▶ SHORT EXERCISE
Lines that hold the string "Feeling" are to be counted; give only their number.

▶ PROVIDED RECORDS
╔══
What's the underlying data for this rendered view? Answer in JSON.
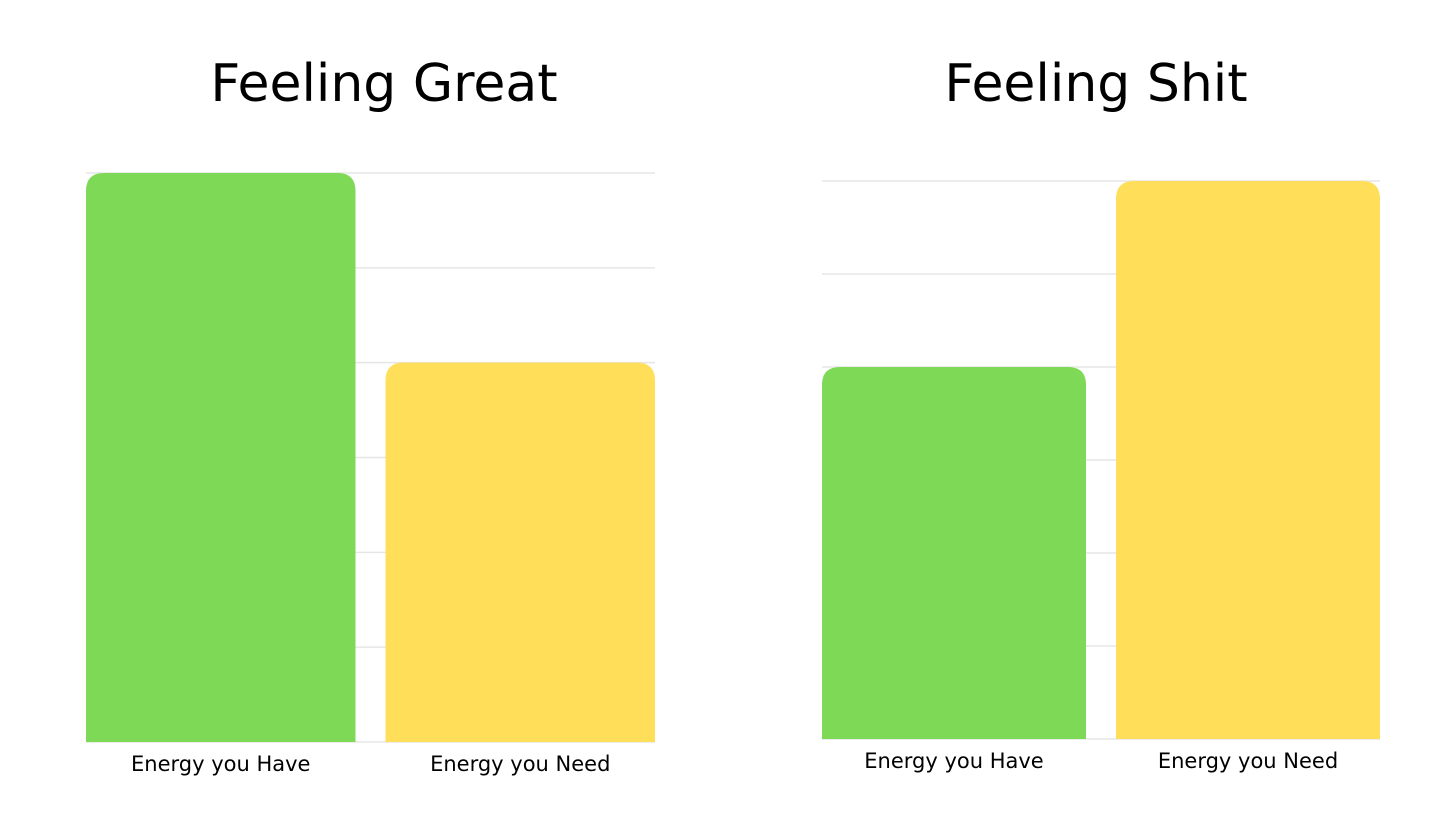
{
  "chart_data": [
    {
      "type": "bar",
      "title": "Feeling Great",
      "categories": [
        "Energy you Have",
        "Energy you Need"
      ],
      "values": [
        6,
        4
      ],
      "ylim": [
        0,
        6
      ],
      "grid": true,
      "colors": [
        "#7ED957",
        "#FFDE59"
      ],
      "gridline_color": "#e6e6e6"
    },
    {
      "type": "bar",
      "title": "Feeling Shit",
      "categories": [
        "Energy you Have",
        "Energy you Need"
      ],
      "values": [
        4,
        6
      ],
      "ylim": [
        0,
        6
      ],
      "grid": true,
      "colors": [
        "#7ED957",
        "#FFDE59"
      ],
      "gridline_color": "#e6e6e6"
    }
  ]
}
╚══
╔══
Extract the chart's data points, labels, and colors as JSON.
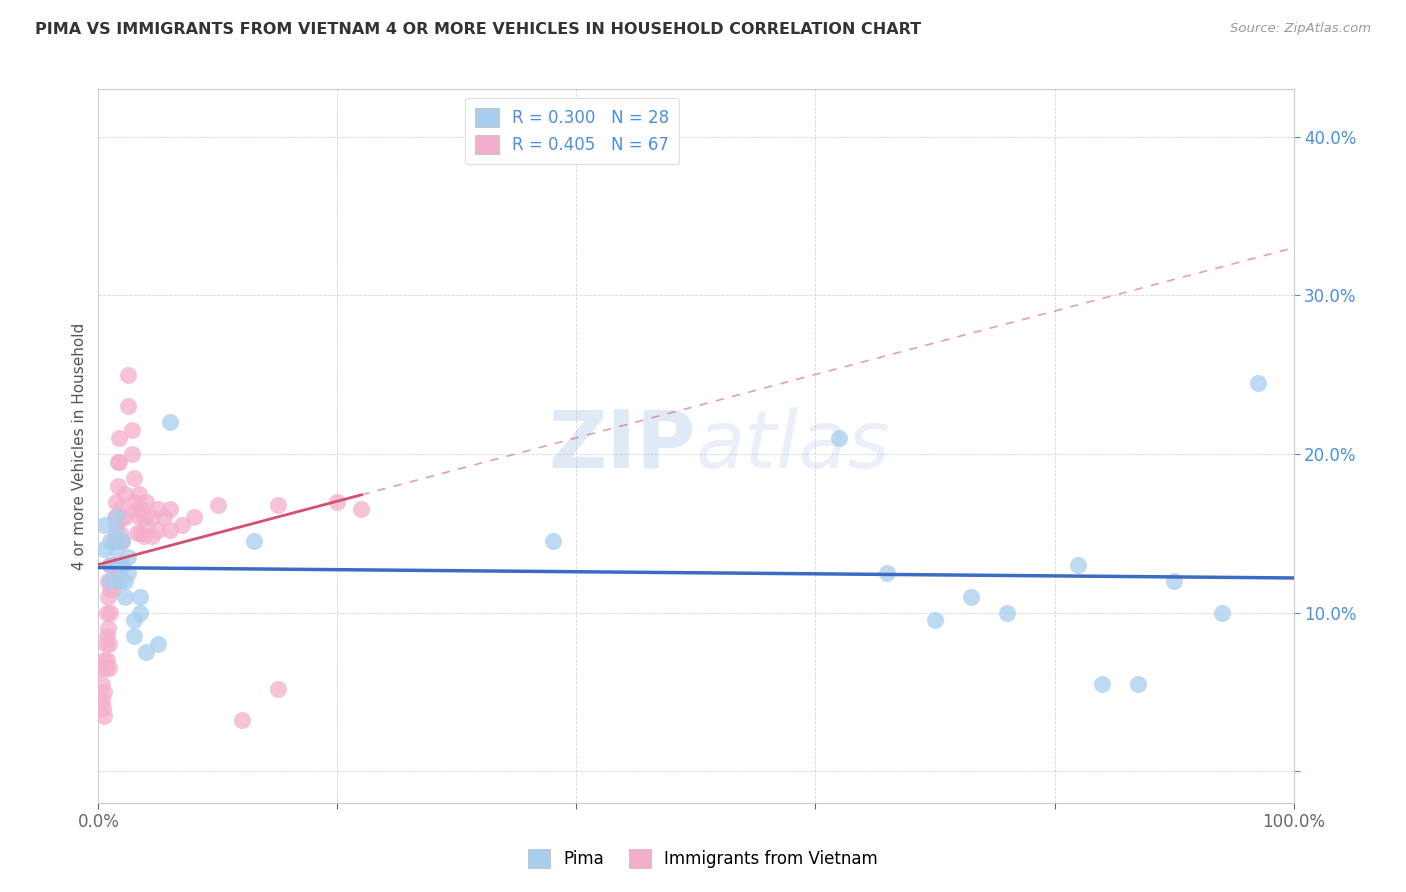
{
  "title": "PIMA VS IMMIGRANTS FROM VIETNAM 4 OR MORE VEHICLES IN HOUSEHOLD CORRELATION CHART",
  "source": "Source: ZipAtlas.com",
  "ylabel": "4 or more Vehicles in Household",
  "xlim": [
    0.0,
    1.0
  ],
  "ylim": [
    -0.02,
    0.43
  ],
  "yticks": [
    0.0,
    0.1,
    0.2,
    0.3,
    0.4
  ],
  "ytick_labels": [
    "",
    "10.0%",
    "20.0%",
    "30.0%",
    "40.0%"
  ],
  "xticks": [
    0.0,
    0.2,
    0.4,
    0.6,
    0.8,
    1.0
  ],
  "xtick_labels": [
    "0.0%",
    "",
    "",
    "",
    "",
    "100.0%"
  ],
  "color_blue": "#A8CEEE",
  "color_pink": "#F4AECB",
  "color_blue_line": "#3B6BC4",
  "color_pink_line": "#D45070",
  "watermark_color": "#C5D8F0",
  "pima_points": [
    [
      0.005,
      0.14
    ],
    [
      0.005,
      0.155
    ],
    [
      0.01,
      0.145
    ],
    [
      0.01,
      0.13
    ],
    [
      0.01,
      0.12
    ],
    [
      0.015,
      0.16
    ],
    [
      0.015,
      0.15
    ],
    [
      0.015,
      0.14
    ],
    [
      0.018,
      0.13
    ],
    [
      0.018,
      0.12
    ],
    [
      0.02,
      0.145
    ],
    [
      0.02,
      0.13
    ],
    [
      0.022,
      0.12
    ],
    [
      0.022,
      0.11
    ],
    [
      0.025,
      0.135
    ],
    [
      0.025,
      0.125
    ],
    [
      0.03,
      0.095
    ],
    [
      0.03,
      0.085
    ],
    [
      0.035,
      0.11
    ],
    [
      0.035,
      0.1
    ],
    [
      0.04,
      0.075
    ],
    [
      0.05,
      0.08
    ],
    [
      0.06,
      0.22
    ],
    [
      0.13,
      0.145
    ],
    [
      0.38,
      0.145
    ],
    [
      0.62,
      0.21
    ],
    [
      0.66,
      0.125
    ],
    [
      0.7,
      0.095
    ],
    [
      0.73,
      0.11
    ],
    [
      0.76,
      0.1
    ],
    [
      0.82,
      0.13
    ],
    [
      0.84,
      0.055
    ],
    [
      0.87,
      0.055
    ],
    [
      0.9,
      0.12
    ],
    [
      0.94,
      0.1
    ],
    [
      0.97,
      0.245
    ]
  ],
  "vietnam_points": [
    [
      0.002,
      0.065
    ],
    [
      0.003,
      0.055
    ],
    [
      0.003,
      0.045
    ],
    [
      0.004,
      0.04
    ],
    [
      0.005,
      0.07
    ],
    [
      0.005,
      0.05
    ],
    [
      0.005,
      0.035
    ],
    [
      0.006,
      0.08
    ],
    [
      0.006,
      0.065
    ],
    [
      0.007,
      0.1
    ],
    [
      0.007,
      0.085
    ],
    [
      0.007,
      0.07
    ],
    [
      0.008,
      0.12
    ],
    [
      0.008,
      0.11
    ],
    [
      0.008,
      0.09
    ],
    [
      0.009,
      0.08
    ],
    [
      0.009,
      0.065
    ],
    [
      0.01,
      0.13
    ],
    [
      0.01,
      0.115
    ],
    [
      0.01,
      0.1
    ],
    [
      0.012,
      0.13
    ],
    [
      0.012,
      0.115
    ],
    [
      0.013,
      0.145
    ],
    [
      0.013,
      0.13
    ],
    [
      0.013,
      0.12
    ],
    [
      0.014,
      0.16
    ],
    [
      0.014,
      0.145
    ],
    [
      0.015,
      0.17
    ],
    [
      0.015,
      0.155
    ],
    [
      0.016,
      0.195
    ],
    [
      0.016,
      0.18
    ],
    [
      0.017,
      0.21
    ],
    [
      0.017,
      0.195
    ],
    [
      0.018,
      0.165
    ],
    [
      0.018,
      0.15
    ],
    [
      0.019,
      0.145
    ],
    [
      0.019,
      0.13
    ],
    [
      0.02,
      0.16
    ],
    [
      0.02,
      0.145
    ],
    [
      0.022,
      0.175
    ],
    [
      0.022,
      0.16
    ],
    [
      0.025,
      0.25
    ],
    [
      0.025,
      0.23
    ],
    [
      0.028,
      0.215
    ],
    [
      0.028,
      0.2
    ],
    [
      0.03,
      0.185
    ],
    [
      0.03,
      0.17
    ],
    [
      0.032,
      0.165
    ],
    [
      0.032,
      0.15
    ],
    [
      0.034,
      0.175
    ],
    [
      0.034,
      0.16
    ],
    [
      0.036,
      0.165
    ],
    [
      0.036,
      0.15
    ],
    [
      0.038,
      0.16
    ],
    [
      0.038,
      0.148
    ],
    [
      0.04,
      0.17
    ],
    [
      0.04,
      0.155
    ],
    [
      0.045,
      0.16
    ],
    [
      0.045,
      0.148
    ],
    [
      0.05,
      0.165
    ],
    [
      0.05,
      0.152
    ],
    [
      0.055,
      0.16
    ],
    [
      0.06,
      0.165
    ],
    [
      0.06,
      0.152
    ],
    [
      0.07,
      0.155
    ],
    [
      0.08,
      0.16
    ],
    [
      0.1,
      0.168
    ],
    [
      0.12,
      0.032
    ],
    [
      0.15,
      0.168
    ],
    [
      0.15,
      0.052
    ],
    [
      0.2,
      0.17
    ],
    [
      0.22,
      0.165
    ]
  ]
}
╚══
▶ THE RESPONSE
2